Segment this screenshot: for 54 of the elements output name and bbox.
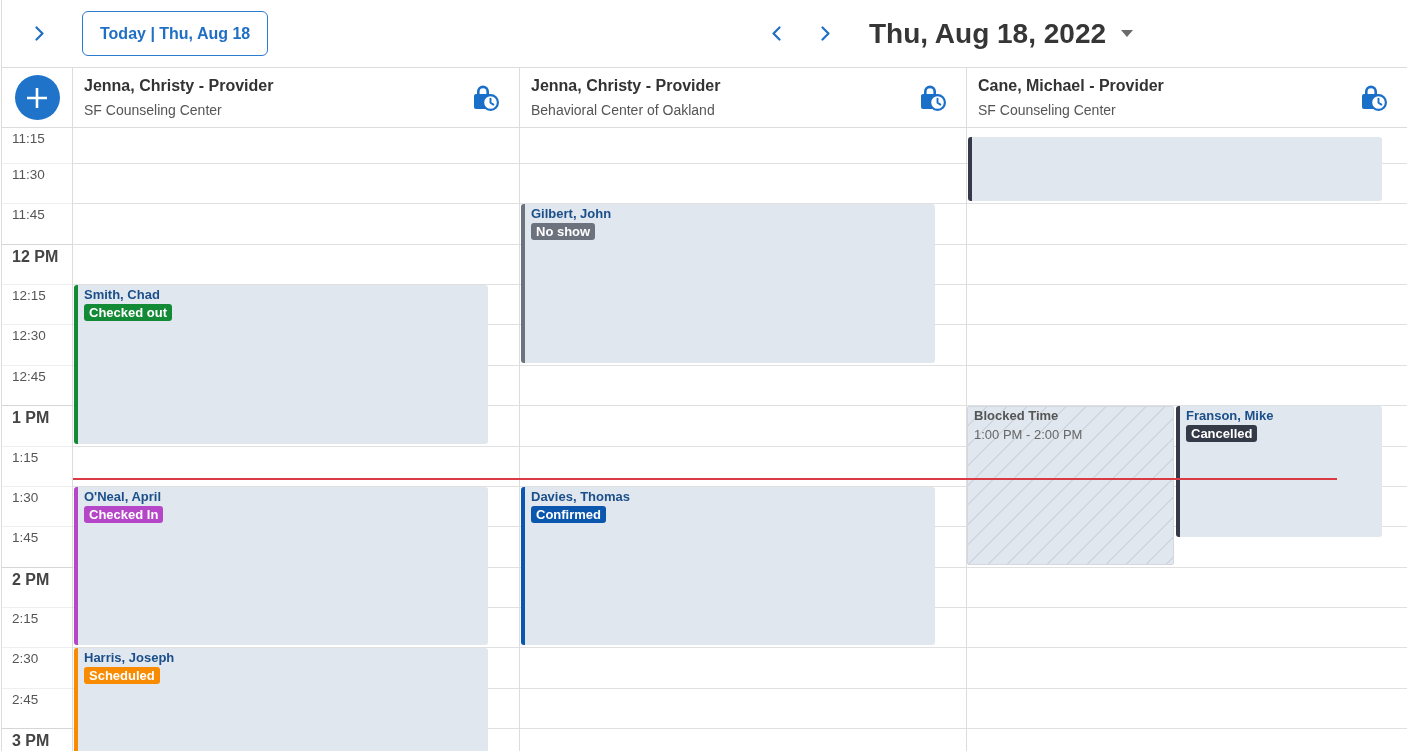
appointment-card[interactable]: O'Neal, April Checked In <box>74 486 488 646</box>
status-badge: Checked out <box>84 304 172 322</box>
lock-clock-icon[interactable] <box>920 84 946 111</box>
blocked-time-card[interactable]: Blocked Time 1:00 PM - 2:00 PM <box>967 406 1174 565</box>
add-button[interactable] <box>14 75 60 120</box>
time-label: 11:30 <box>12 166 45 183</box>
provider-name: Cane, Michael - Provider <box>978 76 1164 96</box>
time-label: 11:45 <box>12 206 45 224</box>
patient-name: Harris, Joseph <box>84 650 175 667</box>
time-label: 11:15 <box>12 130 45 147</box>
time-label: 1 PM <box>12 408 50 429</box>
time-label: 12:30 <box>12 327 46 345</box>
appointment-card[interactable]: Franson, Mike Cancelled <box>1176 406 1382 538</box>
time-label: 2:30 <box>12 650 39 668</box>
provider-name: Jenna, Christy - Provider <box>84 76 274 96</box>
blocked-title: Blocked Time <box>974 408 1059 425</box>
appointment-card[interactable]: Davies, Thomas Confirmed <box>521 486 935 646</box>
time-label: 1:45 <box>12 529 39 547</box>
caret-down-icon <box>1121 30 1134 37</box>
status-badge: Cancelled <box>1186 425 1258 443</box>
patient-name: Davies, Thomas <box>531 488 630 505</box>
location-name: SF Counseling Center <box>978 101 1116 119</box>
status-badge: Checked In <box>84 505 164 523</box>
chevron-left-icon <box>771 26 781 41</box>
status-badge: Scheduled <box>84 667 160 685</box>
time-label: 12 PM <box>12 246 59 267</box>
appointment-card[interactable]: Harris, Joseph Scheduled <box>74 648 488 751</box>
time-label: 3 PM <box>12 731 50 751</box>
time-label: 1:30 <box>12 488 39 506</box>
lock-clock-icon[interactable] <box>473 84 499 111</box>
chevron-right-icon <box>34 26 44 41</box>
appointment-card[interactable]: Gilbert, John No show <box>521 204 935 363</box>
time-label: 2:45 <box>12 690 39 708</box>
time-label: 2 PM <box>12 569 50 590</box>
time-label: 1:15 <box>12 448 39 466</box>
patient-name: Gilbert, John <box>531 206 612 223</box>
provider-name: Jenna, Christy - Provider <box>531 76 721 96</box>
date-picker-button[interactable]: Thu, Aug 18, 2022 <box>869 17 1134 50</box>
plus-icon <box>27 87 47 108</box>
location-name: Behavioral Center of Oakland <box>531 101 715 119</box>
today-button[interactable]: Today | Thu, Aug 18 <box>82 11 269 56</box>
chevron-right-icon <box>820 26 830 41</box>
patient-name: O'Neal, April <box>84 488 162 505</box>
patient-name: Smith, Chad <box>84 287 160 304</box>
location-name: SF Counseling Center <box>84 101 222 119</box>
status-badge: No show <box>531 223 596 241</box>
blocked-time-range: 1:00 PM - 2:00 PM <box>974 427 1083 444</box>
time-label: 12:45 <box>12 367 46 385</box>
appointment-card[interactable]: Smith, Chad Checked out <box>74 285 488 444</box>
time-label: 12:15 <box>12 287 46 305</box>
time-label: 2:15 <box>12 609 39 627</box>
patient-name: Franson, Mike <box>1186 408 1274 425</box>
status-badge: Confirmed <box>531 505 606 523</box>
lock-clock-icon[interactable] <box>1361 84 1387 111</box>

_ _ _ _

▶ _Requirements_:
Retype every row above line for line, dropping only the picture marker.

▶ _Response to this task_:
Segment this screenshot: for 54 of the elements output name and bbox.
appointment-card[interactable]: O'Neal, April Checked In <box>74 486 488 646</box>
status-badge: Checked out <box>84 304 172 322</box>
lock-clock-icon[interactable] <box>920 84 946 111</box>
blocked-time-card[interactable]: Blocked Time 1:00 PM - 2:00 PM <box>967 406 1174 565</box>
add-button[interactable] <box>14 75 60 120</box>
time-label: 11:30 <box>12 166 45 183</box>
provider-name: Cane, Michael - Provider <box>978 76 1164 96</box>
time-label: 11:45 <box>12 206 45 224</box>
patient-name: Harris, Joseph <box>84 650 175 667</box>
time-label: 11:15 <box>12 130 45 147</box>
time-label: 1 PM <box>12 408 50 429</box>
time-label: 12:30 <box>12 327 46 345</box>
appointment-card[interactable]: Franson, Mike Cancelled <box>1176 406 1382 538</box>
time-label: 2:30 <box>12 650 39 668</box>
provider-name: Jenna, Christy - Provider <box>84 76 274 96</box>
blocked-title: Blocked Time <box>974 408 1059 425</box>
appointment-card[interactable]: Davies, Thomas Confirmed <box>521 486 935 646</box>
time-label: 1:45 <box>12 529 39 547</box>
caret-down-icon <box>1121 30 1134 37</box>
status-badge: Cancelled <box>1186 425 1258 443</box>
patient-name: Davies, Thomas <box>531 488 630 505</box>
location-name: SF Counseling Center <box>978 101 1116 119</box>
status-badge: Checked In <box>84 505 164 523</box>
chevron-left-icon <box>771 26 781 41</box>
status-badge: Scheduled <box>84 667 160 685</box>
time-label: 12 PM <box>12 246 59 267</box>
appointment-card[interactable]: Harris, Joseph Scheduled <box>74 648 488 751</box>
time-label: 3 PM <box>12 731 50 751</box>
time-label: 1:30 <box>12 488 39 506</box>
lock-clock-icon[interactable] <box>473 84 499 111</box>
chevron-right-icon <box>34 26 44 41</box>
appointment-card[interactable]: Gilbert, John No show <box>521 204 935 363</box>
time-label: 2:45 <box>12 690 39 708</box>
time-label: 2 PM <box>12 569 50 590</box>
time-label: 1:15 <box>12 448 39 466</box>
patient-name: Gilbert, John <box>531 206 612 223</box>
provider-name: Jenna, Christy - Provider <box>531 76 721 96</box>
date-picker-button[interactable]: Thu, Aug 18, 2022 <box>869 17 1134 50</box>
plus-icon <box>27 87 47 108</box>
location-name: Behavioral Center of Oakland <box>531 101 715 119</box>
today-button[interactable]: Today | Thu, Aug 18 <box>82 11 269 56</box>
chevron-right-icon <box>820 26 830 41</box>
patient-name: O'Neal, April <box>84 488 162 505</box>
patient-name: Smith, Chad <box>84 287 160 304</box>
location-name: SF Counseling Center <box>84 101 222 119</box>
status-badge: No show <box>531 223 596 241</box>
blocked-time-range: 1:00 PM - 2:00 PM <box>974 427 1083 444</box>
time-label: 12:45 <box>12 367 46 385</box>
appointment-card[interactable]: Smith, Chad Checked out <box>74 285 488 444</box>
time-label: 12:15 <box>12 287 46 305</box>
time-label: 2:15 <box>12 609 39 627</box>
patient-name: Franson, Mike <box>1186 408 1274 425</box>
status-badge: Confirmed <box>531 505 606 523</box>
lock-clock-icon[interactable] <box>1361 84 1387 111</box>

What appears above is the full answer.